EXTRACTED RECORDS.

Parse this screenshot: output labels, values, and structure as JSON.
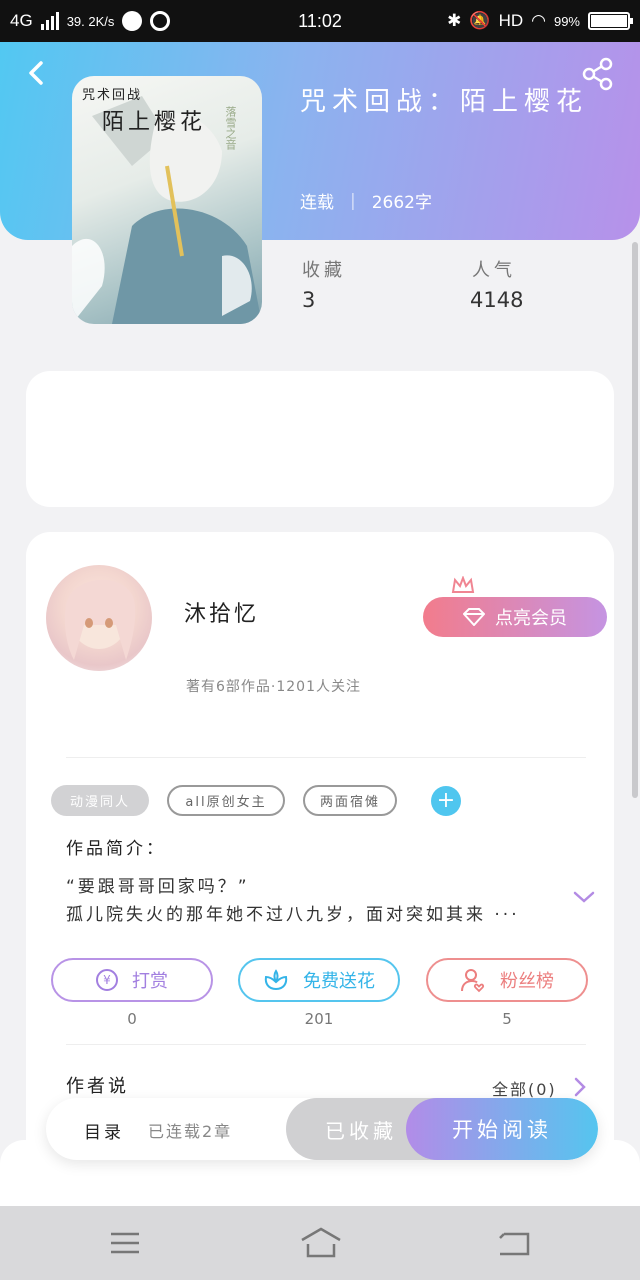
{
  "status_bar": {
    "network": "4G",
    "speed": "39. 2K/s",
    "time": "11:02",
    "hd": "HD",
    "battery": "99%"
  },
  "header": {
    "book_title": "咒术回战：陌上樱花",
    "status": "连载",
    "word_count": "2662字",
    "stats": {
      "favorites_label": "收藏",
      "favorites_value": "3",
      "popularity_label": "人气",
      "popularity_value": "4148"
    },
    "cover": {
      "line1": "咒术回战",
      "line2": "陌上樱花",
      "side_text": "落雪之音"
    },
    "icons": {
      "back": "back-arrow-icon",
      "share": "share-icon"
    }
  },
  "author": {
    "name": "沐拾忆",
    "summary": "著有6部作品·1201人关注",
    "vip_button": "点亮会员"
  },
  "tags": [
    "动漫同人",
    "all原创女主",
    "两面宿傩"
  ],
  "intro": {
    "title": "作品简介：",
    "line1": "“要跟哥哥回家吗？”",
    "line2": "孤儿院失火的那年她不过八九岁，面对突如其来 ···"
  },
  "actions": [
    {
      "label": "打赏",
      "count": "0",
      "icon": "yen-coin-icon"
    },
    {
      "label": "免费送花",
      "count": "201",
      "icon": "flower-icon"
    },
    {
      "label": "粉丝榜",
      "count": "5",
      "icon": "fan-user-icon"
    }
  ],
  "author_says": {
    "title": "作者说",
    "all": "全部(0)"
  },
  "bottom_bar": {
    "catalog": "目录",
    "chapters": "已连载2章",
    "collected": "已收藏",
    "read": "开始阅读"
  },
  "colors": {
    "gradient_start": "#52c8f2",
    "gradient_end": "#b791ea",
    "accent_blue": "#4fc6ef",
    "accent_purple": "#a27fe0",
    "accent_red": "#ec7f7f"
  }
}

--

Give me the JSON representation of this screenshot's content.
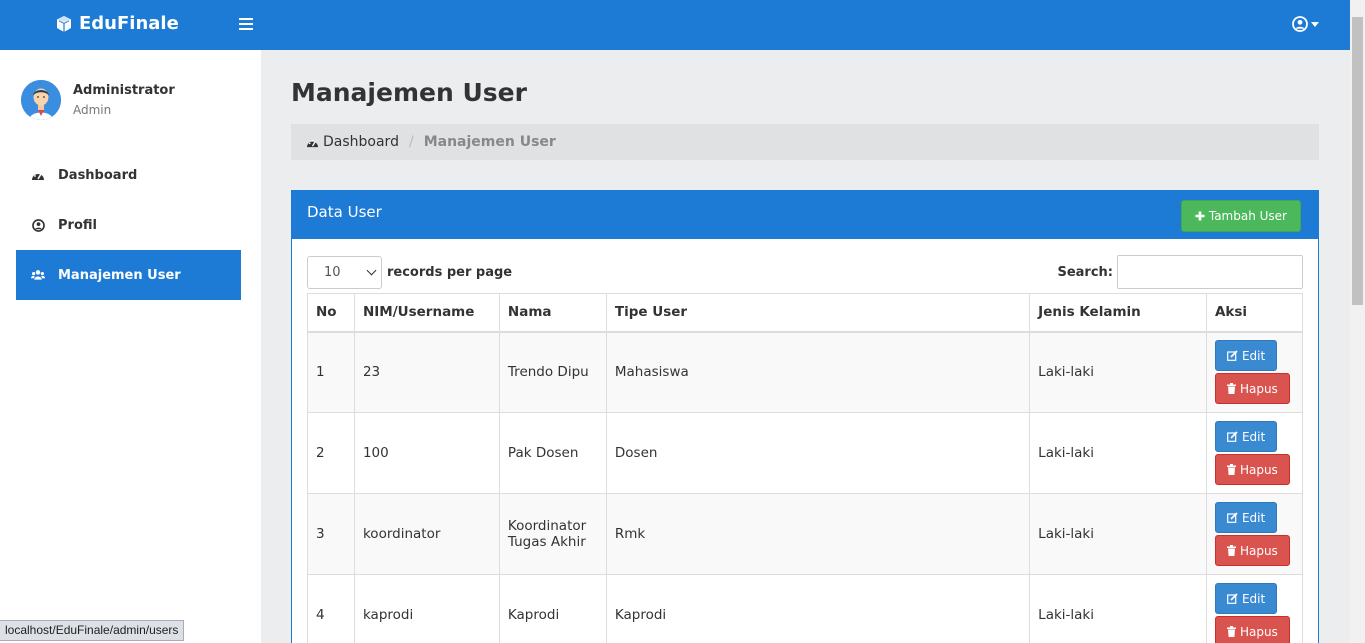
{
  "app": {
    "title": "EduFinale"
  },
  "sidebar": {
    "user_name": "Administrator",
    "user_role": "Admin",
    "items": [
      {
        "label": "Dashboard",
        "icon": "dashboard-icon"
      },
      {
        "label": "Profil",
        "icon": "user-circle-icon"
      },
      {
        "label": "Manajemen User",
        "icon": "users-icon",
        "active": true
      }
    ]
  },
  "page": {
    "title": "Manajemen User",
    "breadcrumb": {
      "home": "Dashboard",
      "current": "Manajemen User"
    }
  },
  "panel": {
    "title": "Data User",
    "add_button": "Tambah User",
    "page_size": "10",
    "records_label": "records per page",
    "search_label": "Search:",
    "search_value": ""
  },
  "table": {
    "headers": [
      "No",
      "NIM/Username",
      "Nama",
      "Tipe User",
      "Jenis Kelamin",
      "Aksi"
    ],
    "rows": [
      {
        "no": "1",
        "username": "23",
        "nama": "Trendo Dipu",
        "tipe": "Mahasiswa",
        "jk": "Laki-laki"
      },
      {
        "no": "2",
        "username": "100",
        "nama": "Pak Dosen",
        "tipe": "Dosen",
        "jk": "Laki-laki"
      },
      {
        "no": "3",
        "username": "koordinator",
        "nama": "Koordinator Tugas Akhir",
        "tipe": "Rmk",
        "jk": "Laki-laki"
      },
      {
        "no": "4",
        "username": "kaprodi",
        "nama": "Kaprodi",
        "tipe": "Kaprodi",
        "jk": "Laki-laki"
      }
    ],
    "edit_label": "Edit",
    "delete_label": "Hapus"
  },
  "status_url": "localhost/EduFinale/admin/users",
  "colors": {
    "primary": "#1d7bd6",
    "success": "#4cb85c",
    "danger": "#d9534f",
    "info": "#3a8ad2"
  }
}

EXERCISE OBJECTIVE. Find every line that holds "Manajemen" and copy it.

EXERCISE ANSWER.
        "label": "Manajemen User",
    "title": "Manajemen User",
      "current": "Manajemen User"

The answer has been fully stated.